* STATED PROBLEM
Find the lines holding "offset" and copy them.

(Extracts from a graphics dataset)
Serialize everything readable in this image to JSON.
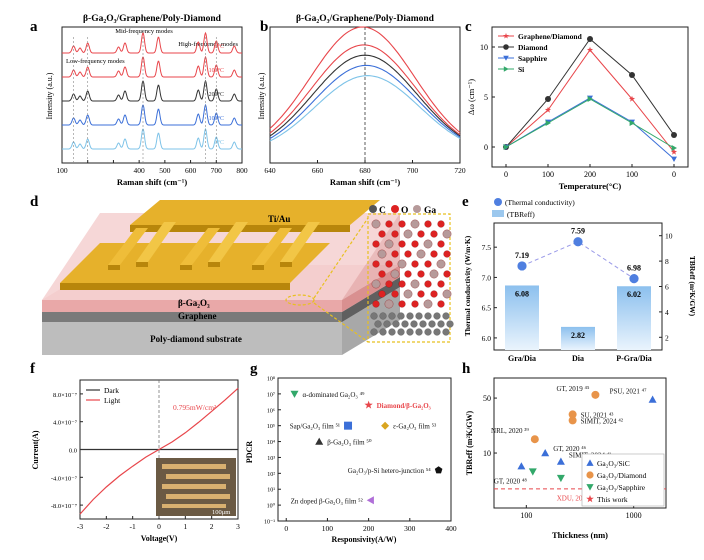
{
  "figure": {
    "panels": [
      "a",
      "b",
      "c",
      "d",
      "e",
      "f",
      "g",
      "h"
    ]
  },
  "colors": {
    "red": "#e8464b",
    "dark": "#333333",
    "blue": "#3b6fd8",
    "lightblue": "#7ec3e8",
    "green": "#32a86a",
    "orange": "#e8944a",
    "gold": "#d9a520",
    "bar": "#9cc8ee",
    "point": "#4f7fe0"
  },
  "chart_data": [
    {
      "panel": "a",
      "type": "line",
      "title": "β-Ga₂O₃/Graphene/Poly-Diamond",
      "xlabel": "Raman shift (cm⁻¹)",
      "ylabel": "Intensity (a.u.)",
      "xlim": [
        100,
        800
      ],
      "xticks": [
        100,
        200,
        300,
        400,
        500,
        600,
        700,
        800
      ],
      "xtick_labels": [
        "100",
        "",
        "",
        "400",
        "500",
        "600",
        "700",
        "800"
      ],
      "peaks": [
        145,
        170,
        200,
        320,
        345,
        415,
        475,
        630,
        658,
        700,
        770
      ],
      "peak_heights": [
        0.35,
        0.25,
        0.5,
        0.3,
        0.5,
        1.0,
        0.8,
        0.55,
        1.0,
        0.6,
        0.35
      ],
      "series": [
        {
          "name": "0°C",
          "color": "#e8464b",
          "offset": 4
        },
        {
          "name": "100°C",
          "color": "#e8464b",
          "offset": 3
        },
        {
          "name": "200°C",
          "color": "#333333",
          "offset": 2
        },
        {
          "name": "100°C",
          "color": "#3b6fd8",
          "offset": 1
        },
        {
          "name": "0°C",
          "color": "#7ec3e8",
          "offset": 0
        }
      ],
      "annotations": [
        "Low-frequency modes",
        "Mid-frequency modes",
        "High-frequency modes"
      ]
    },
    {
      "panel": "b",
      "type": "line",
      "title": "β-Ga₂O₃/Graphene/Poly-Diamond",
      "xlabel": "Raman shift (cm⁻¹)",
      "ylabel": "Intensity (a.u.)",
      "xlim": [
        640,
        720
      ],
      "xticks": [
        640,
        660,
        680,
        700,
        720
      ],
      "reference_line": 680,
      "series": [
        {
          "color": "#e8464b",
          "center": 679,
          "amp": 1.0,
          "width": 22
        },
        {
          "color": "#e8464b",
          "center": 679.5,
          "amp": 0.86,
          "width": 22
        },
        {
          "color": "#333333",
          "center": 680,
          "amp": 0.78,
          "width": 22
        },
        {
          "color": "#3b6fd8",
          "center": 680.5,
          "amp": 0.7,
          "width": 22
        },
        {
          "color": "#7ec3e8",
          "center": 681,
          "amp": 0.62,
          "width": 22
        }
      ]
    },
    {
      "panel": "c",
      "type": "line",
      "xlabel": "Temperature(°C)",
      "ylabel": "Δω (cm⁻¹)",
      "ylim": [
        -2,
        12
      ],
      "yticks": [
        0,
        5,
        10
      ],
      "categories": [
        "0",
        "100",
        "200",
        "100",
        "0"
      ],
      "series": [
        {
          "name": "Graphene/Diamond",
          "color": "#e8464b",
          "marker": "star",
          "values": [
            0,
            3.7,
            9.7,
            4.8,
            -0.5
          ]
        },
        {
          "name": "Diamond",
          "color": "#333333",
          "marker": "circle",
          "values": [
            0,
            4.8,
            10.8,
            7.2,
            1.2
          ]
        },
        {
          "name": "Sapphire",
          "color": "#3b6fd8",
          "marker": "triangle-down",
          "values": [
            0,
            2.5,
            4.9,
            2.5,
            -1.2
          ]
        },
        {
          "name": "Si",
          "color": "#32a86a",
          "marker": "triangle-right",
          "values": [
            0,
            2.4,
            4.8,
            2.4,
            -0.1
          ]
        }
      ]
    },
    {
      "panel": "d",
      "type": "diagram",
      "labels": {
        "electrode": "Ti/Au",
        "layer1": "β-Ga₂O₃",
        "layer2": "Graphene",
        "substrate": "Poly-diamond substrate",
        "legend_c": "C",
        "legend_o": "O",
        "legend_ga": "Ga"
      }
    },
    {
      "panel": "e",
      "type": "bar",
      "categories": [
        "Gra/Dia",
        "Dia",
        "P-Gra/Dia"
      ],
      "series": [
        {
          "name": "(Thermal conductivity)",
          "axis": "left",
          "values": [
            7.19,
            7.59,
            6.98
          ],
          "labels": [
            "7.19",
            "7.59",
            "6.98"
          ]
        },
        {
          "name": "(TBReff)",
          "axis": "right",
          "values": [
            6.08,
            2.82,
            6.02
          ],
          "labels": [
            "6.08",
            "2.82",
            "6.02"
          ]
        }
      ],
      "ylabel_left": "Thermal conductivity (W/m·K)",
      "ylabel_right": "TBReff (m²K/GW)",
      "ylim_left": [
        5.8,
        7.9
      ],
      "yticks_left": [
        6.0,
        6.5,
        7.0,
        7.5
      ],
      "ylim_right": [
        1,
        11
      ],
      "yticks_right": [
        2,
        4,
        6,
        8,
        10
      ]
    },
    {
      "panel": "f",
      "type": "line",
      "xlabel": "Voltage(V)",
      "ylabel": "Current(A)",
      "xlim": [
        -3,
        3
      ],
      "xticks": [
        -3,
        -2,
        -1,
        0,
        1,
        2,
        3
      ],
      "ylim": [
        -1e-06,
        1e-06
      ],
      "yticks": [
        -8e-07,
        -4e-07,
        0,
        4e-07,
        8e-07
      ],
      "ytick_labels": [
        "-8.0×10⁻⁷",
        "-4.0×10⁻⁷",
        "0.0",
        "4.0×10⁻⁷",
        "8.0×10⁻⁷"
      ],
      "series": [
        {
          "name": "Dark",
          "color": "#333333",
          "x": [
            -3,
            -2,
            -1,
            0,
            1,
            2,
            3
          ],
          "y": [
            0,
            0,
            0,
            0,
            0,
            0,
            0
          ]
        },
        {
          "name": "Light",
          "color": "#e8464b",
          "x": [
            -3,
            -2.5,
            -2,
            -1.5,
            -1,
            -0.5,
            0,
            0.5,
            1,
            1.5,
            2,
            2.5,
            3
          ],
          "y": [
            -9.3e-07,
            -7.2e-07,
            -5.4e-07,
            -3.8e-07,
            -2.4e-07,
            -1.1e-07,
            0,
            1.1e-07,
            2.4e-07,
            3.9e-07,
            5.5e-07,
            7.1e-07,
            8.8e-07
          ]
        }
      ],
      "annotation": "0.795mW/cm²",
      "scale_label": "100μm"
    },
    {
      "panel": "g",
      "type": "scatter",
      "xlabel": "Responsivity(A/W)",
      "ylabel": "PDCR",
      "xlim": [
        -20,
        400
      ],
      "xticks": [
        0,
        100,
        200,
        300,
        400
      ],
      "ylog": true,
      "ylim_exp": [
        -1,
        8
      ],
      "ytick_labels": [
        "10⁻¹",
        "10⁰",
        "10¹",
        "10²",
        "10³",
        "10⁴",
        "10⁵",
        "10⁶",
        "10⁷",
        "10⁸"
      ],
      "points": [
        {
          "label": "α-dominated Ga₂O₃ ⁴⁹",
          "x": 20,
          "y_exp": 7.0,
          "marker": "triangle-down",
          "color": "#32a86a"
        },
        {
          "label": "Diamond/β-Ga₂O₃",
          "x": 200,
          "y_exp": 6.3,
          "marker": "star",
          "color": "#e8464b"
        },
        {
          "label": "Sap/Ga₂O₃ film ⁵¹",
          "x": 150,
          "y_exp": 5.0,
          "marker": "square",
          "color": "#3b6fd8"
        },
        {
          "label": "ε-Ga₂O₃ film ⁵³",
          "x": 240,
          "y_exp": 5.0,
          "marker": "diamond",
          "color": "#d9a520"
        },
        {
          "label": "β-Ga₂O₃ film ⁵⁰",
          "x": 80,
          "y_exp": 4.0,
          "marker": "triangle",
          "color": "#333333"
        },
        {
          "label": "Ga₂O₃/p-Si hetero-junction ⁵⁴",
          "x": 370,
          "y_exp": 2.2,
          "marker": "pentagon",
          "color": "#111111"
        },
        {
          "label": "Zn doped β-Ga₂O₃ film ⁵²",
          "x": 205,
          "y_exp": 0.3,
          "marker": "triangle-left",
          "color": "#b06fd8"
        }
      ]
    },
    {
      "panel": "h",
      "type": "scatter",
      "xlabel": "Thickness (nm)",
      "ylabel": "TBReff (m²K/GW)",
      "xlog": true,
      "xlim": [
        50,
        2000
      ],
      "xticks": [
        100,
        1000
      ],
      "ylog": true,
      "ylim": [
        2,
        90
      ],
      "yticks": [
        10,
        50
      ],
      "reference_line": 3.5,
      "points": [
        {
          "label": "GT, 2019 ⁴⁵",
          "x": 440,
          "y": 55,
          "group": "Ga₂O₃/Diamond"
        },
        {
          "label": "PSU, 2021 ⁴⁷",
          "x": 1500,
          "y": 48,
          "group": "Ga₂O₃/SiC"
        },
        {
          "label": "SU, 2021 ⁴³",
          "x": 270,
          "y": 31,
          "group": "Ga₂O₃/Diamond"
        },
        {
          "label": "SIMIT, 2024 ⁴²",
          "x": 270,
          "y": 26,
          "group": "Ga₂O₃/Diamond"
        },
        {
          "label": "NRL, 2020 ³⁹",
          "x": 120,
          "y": 15,
          "group": "Ga₂O₃/Diamond"
        },
        {
          "label": "GT, 2020 ⁴⁶",
          "x": 150,
          "y": 10,
          "group": "Ga₂O₃/SiC"
        },
        {
          "label": "SIMIT, 2024 ⁴¹",
          "x": 210,
          "y": 7.8,
          "group": "Ga₂O₃/SiC"
        },
        {
          "label": "",
          "x": 90,
          "y": 6.8,
          "group": "Ga₂O₃/SiC"
        },
        {
          "label": "GT, 2020 ⁴⁸",
          "x": 115,
          "y": 5.8,
          "group": "Ga₂O₃/Sapphire"
        },
        {
          "label": "",
          "x": 210,
          "y": 4.8,
          "group": "Ga₂O₃/Sapphire"
        },
        {
          "label": "",
          "x": 420,
          "y": 5.8,
          "group": "This work"
        },
        {
          "label": "XDU, 2025",
          "x": 440,
          "y": 2.9,
          "group": "This work"
        }
      ],
      "legend": [
        {
          "name": "Ga₂O₃/SiC",
          "marker": "triangle",
          "color": "#3b6fd8"
        },
        {
          "name": "Ga₂O₃/Diamond",
          "marker": "circle",
          "color": "#e8944a"
        },
        {
          "name": "Ga₂O₃/Sapphire",
          "marker": "triangle-down",
          "color": "#32a86a"
        },
        {
          "name": "This work",
          "marker": "star",
          "color": "#e8464b"
        }
      ]
    }
  ]
}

* ANSWER TO THIS PROBLEM
          "offset": 4
          "offset": 3
          "offset": 2
          "offset": 1
          "offset": 0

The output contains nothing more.